» **SHORT PROBLEM**:
Check every line below for the word "connected" and show those that hold it.

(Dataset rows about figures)
▬▬▬▬▬▬▬▬▬▬

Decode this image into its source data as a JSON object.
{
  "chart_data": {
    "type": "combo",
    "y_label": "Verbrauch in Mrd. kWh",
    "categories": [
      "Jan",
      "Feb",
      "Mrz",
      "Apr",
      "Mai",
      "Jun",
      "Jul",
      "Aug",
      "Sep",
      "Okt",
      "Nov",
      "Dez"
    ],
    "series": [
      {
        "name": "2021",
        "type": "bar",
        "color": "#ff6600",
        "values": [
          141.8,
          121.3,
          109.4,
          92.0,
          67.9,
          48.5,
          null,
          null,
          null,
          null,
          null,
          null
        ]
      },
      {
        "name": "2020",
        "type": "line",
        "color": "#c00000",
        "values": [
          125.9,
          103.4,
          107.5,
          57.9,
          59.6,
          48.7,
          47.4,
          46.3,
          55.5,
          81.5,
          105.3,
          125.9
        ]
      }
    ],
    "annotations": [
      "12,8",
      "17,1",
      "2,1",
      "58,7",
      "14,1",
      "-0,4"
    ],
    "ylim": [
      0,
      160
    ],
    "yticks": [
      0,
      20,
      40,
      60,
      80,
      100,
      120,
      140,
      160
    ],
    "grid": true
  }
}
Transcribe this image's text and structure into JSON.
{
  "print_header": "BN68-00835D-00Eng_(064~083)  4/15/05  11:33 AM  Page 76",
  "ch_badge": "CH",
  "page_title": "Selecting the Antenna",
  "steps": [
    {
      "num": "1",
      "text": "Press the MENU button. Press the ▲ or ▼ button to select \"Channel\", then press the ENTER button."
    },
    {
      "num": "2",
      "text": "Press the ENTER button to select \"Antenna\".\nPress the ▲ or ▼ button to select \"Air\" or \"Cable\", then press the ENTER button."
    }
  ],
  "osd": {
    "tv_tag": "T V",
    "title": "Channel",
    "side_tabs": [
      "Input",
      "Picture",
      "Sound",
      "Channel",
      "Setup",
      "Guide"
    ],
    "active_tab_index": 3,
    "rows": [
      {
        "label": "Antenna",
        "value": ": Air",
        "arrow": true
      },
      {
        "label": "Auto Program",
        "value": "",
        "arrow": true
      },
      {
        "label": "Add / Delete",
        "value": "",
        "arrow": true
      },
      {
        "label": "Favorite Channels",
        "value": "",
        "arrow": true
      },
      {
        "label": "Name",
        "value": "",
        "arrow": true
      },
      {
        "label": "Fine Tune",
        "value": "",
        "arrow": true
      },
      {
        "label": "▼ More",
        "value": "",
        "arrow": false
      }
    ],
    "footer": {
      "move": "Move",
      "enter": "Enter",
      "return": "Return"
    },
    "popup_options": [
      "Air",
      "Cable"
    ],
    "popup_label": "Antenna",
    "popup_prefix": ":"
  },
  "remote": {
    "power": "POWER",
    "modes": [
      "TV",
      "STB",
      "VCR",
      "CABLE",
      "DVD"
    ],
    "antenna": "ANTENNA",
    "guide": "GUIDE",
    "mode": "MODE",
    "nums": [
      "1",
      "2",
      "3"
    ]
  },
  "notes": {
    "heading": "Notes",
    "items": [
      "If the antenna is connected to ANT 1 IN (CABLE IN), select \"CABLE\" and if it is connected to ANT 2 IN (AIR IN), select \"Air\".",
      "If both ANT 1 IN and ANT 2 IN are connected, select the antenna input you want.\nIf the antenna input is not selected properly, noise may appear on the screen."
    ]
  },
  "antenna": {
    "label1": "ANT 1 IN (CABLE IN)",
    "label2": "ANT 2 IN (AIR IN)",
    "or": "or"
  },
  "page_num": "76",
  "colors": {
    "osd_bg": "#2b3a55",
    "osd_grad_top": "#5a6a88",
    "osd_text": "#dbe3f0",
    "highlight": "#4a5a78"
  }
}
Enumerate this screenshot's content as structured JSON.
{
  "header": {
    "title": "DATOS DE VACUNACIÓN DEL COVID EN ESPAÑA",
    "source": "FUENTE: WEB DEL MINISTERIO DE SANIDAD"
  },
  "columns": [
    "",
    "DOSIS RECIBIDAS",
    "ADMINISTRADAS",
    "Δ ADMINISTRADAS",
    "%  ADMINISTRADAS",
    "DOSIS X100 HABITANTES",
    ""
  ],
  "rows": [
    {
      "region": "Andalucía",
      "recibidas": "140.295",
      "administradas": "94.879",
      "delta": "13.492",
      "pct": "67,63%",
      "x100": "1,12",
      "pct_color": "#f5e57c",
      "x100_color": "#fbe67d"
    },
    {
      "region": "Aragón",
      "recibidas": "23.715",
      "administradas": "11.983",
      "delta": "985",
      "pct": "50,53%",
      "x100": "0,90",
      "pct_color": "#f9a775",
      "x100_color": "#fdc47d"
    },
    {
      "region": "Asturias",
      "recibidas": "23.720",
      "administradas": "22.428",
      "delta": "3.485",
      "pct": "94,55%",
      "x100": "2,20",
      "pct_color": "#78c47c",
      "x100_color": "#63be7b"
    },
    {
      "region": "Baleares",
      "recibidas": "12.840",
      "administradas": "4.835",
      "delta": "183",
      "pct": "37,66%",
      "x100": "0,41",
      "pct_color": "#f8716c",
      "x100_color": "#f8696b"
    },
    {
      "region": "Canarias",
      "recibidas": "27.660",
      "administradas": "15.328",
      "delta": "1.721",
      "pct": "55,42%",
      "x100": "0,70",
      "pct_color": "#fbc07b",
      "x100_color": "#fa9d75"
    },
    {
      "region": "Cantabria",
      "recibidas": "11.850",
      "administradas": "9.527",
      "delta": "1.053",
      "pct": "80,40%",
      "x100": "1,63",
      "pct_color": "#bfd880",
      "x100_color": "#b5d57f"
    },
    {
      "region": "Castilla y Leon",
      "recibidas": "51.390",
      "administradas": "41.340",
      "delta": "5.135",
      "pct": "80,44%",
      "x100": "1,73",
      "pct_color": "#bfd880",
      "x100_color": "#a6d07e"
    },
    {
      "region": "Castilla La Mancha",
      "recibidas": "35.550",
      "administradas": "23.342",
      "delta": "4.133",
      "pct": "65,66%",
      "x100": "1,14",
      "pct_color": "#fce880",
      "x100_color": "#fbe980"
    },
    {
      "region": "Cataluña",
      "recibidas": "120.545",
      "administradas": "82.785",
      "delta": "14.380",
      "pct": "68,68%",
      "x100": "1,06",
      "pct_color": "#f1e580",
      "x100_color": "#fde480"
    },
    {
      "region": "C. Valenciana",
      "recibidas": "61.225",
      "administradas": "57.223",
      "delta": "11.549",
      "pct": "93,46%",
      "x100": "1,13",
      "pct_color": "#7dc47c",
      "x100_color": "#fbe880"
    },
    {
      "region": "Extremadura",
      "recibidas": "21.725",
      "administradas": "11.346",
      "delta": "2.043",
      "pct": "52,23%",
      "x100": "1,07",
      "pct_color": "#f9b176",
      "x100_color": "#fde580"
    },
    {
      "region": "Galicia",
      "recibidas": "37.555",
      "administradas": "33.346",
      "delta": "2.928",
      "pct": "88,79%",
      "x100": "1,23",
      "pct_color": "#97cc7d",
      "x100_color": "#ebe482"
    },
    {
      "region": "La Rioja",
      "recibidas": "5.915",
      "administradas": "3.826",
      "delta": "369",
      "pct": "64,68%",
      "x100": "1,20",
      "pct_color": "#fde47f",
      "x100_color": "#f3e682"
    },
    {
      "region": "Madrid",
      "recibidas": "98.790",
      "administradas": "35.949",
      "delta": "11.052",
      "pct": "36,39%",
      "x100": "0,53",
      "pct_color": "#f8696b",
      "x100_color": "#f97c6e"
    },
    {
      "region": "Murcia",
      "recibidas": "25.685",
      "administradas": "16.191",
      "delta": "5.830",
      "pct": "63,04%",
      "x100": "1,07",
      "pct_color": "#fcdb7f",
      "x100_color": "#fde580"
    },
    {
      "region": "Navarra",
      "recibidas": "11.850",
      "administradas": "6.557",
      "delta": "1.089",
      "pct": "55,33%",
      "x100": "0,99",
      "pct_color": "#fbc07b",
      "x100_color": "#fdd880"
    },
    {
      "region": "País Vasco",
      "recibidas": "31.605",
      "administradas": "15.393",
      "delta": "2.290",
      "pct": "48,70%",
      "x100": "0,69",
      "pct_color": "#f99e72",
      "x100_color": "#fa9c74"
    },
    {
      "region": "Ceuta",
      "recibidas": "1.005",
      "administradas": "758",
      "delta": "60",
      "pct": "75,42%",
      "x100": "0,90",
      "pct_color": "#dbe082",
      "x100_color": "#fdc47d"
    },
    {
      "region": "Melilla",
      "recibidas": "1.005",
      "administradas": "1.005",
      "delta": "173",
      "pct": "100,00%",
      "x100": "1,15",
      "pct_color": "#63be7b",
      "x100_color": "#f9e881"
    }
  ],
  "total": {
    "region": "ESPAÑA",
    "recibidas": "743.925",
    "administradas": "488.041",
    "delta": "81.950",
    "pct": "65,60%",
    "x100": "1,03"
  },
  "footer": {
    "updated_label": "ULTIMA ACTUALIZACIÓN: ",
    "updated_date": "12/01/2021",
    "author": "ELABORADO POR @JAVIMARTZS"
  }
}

▬▬▬▬▬▬▬▬▬▬

» **OUTPUT FOR THIS TASK**:
      "If the antenna is connected to ANT 1 IN (CABLE IN), select \"CABLE\" and if it is connected to ANT 2 IN (AIR IN), select \"Air\".",
      "If both ANT 1 IN and ANT 2 IN are connected, select the antenna input you want.\nIf the antenna input is not selected properly, noise may appear on the screen."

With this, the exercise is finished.